Some records
------------------------------------------------------------------------
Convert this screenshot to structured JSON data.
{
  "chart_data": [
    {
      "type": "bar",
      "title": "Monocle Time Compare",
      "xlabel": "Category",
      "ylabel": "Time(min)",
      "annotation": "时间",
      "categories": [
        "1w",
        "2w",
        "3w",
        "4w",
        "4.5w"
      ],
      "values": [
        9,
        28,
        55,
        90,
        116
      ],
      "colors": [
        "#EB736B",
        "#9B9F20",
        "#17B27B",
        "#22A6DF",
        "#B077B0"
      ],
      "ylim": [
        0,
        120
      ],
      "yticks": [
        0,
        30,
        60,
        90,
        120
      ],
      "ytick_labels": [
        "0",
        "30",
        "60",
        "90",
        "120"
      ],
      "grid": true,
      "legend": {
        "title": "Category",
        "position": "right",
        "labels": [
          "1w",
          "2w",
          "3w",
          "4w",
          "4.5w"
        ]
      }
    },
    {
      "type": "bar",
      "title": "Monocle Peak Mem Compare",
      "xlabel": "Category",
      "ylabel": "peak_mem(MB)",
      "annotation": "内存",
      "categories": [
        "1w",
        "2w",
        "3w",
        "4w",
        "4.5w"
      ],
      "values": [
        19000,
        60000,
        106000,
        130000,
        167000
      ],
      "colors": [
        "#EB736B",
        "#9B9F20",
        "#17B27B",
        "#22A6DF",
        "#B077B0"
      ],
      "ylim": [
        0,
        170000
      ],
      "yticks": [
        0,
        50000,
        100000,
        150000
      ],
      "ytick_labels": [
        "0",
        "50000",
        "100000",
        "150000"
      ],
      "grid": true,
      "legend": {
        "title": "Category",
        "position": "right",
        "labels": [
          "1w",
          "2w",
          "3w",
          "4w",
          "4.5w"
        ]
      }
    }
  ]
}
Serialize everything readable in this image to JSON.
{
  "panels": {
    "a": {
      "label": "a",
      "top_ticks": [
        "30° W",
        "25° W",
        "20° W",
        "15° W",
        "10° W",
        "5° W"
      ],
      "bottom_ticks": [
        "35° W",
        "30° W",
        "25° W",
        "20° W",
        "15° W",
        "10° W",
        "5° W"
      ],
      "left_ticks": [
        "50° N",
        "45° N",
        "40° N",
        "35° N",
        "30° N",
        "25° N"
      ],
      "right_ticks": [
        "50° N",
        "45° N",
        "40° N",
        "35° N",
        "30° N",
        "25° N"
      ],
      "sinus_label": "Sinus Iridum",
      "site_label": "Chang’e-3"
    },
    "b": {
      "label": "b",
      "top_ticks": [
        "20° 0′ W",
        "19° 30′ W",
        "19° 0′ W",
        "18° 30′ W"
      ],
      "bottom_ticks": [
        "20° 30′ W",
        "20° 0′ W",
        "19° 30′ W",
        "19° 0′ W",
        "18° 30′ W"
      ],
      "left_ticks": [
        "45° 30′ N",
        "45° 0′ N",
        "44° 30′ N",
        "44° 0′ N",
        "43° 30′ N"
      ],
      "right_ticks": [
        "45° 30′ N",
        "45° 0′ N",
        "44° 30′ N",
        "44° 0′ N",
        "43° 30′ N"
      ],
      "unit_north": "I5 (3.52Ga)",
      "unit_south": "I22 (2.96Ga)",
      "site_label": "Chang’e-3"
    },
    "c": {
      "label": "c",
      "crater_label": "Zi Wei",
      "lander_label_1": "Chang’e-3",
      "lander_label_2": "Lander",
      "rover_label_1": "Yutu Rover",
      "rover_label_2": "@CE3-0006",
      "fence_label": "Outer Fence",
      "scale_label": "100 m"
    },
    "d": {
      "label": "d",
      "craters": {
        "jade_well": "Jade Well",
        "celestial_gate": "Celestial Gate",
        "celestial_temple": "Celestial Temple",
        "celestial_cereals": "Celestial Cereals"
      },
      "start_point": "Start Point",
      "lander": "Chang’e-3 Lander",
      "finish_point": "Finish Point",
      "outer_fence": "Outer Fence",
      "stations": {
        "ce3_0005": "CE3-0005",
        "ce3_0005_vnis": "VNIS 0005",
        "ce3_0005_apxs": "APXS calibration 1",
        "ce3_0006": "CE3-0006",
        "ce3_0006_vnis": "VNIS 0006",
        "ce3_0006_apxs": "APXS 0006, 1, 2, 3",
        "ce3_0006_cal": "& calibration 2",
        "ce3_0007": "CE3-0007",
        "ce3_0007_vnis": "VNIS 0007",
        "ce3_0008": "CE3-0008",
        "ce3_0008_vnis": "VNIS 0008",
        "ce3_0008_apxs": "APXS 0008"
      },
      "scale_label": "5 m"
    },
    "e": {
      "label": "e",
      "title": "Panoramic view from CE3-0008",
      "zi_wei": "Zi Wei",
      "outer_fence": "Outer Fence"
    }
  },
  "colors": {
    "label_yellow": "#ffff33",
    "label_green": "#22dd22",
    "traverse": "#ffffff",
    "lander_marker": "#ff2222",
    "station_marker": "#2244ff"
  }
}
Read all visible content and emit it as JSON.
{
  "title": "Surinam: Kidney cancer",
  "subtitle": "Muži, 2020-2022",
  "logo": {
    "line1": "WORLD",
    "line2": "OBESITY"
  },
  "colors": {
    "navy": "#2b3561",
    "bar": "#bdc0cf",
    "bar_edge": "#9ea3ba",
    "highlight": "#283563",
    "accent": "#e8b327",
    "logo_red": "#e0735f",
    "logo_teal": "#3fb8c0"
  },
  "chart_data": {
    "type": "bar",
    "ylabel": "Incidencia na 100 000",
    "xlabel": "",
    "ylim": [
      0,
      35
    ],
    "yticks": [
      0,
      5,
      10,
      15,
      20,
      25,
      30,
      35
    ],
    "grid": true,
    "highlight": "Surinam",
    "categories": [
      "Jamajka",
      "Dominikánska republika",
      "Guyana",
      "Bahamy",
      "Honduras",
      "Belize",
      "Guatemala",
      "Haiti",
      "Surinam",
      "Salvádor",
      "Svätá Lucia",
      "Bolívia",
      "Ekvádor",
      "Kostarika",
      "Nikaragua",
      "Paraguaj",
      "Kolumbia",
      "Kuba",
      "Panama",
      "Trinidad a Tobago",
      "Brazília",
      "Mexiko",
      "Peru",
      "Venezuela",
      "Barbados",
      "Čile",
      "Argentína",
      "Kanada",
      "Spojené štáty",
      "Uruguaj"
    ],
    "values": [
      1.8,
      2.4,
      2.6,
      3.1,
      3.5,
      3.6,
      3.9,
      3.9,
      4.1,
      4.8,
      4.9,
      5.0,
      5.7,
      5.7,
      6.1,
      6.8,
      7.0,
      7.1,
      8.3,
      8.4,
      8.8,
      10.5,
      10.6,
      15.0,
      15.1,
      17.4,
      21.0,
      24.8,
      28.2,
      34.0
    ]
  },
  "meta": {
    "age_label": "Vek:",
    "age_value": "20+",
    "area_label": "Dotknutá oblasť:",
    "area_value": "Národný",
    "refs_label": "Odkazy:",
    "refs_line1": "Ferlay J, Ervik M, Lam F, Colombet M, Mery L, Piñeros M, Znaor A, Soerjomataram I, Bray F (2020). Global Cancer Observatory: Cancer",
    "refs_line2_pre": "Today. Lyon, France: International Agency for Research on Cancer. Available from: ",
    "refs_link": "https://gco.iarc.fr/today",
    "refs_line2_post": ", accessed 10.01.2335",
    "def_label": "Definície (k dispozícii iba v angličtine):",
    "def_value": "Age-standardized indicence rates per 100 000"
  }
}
------------------------------------------------------------------------
Collect the lines of the data that carry the word "Celestial".

#### ANSWER TO THE PROBLEM
        "celestial_gate": "Celestial Gate",
        "celestial_temple": "Celestial Temple",
        "celestial_cereals": "Celestial Cereals"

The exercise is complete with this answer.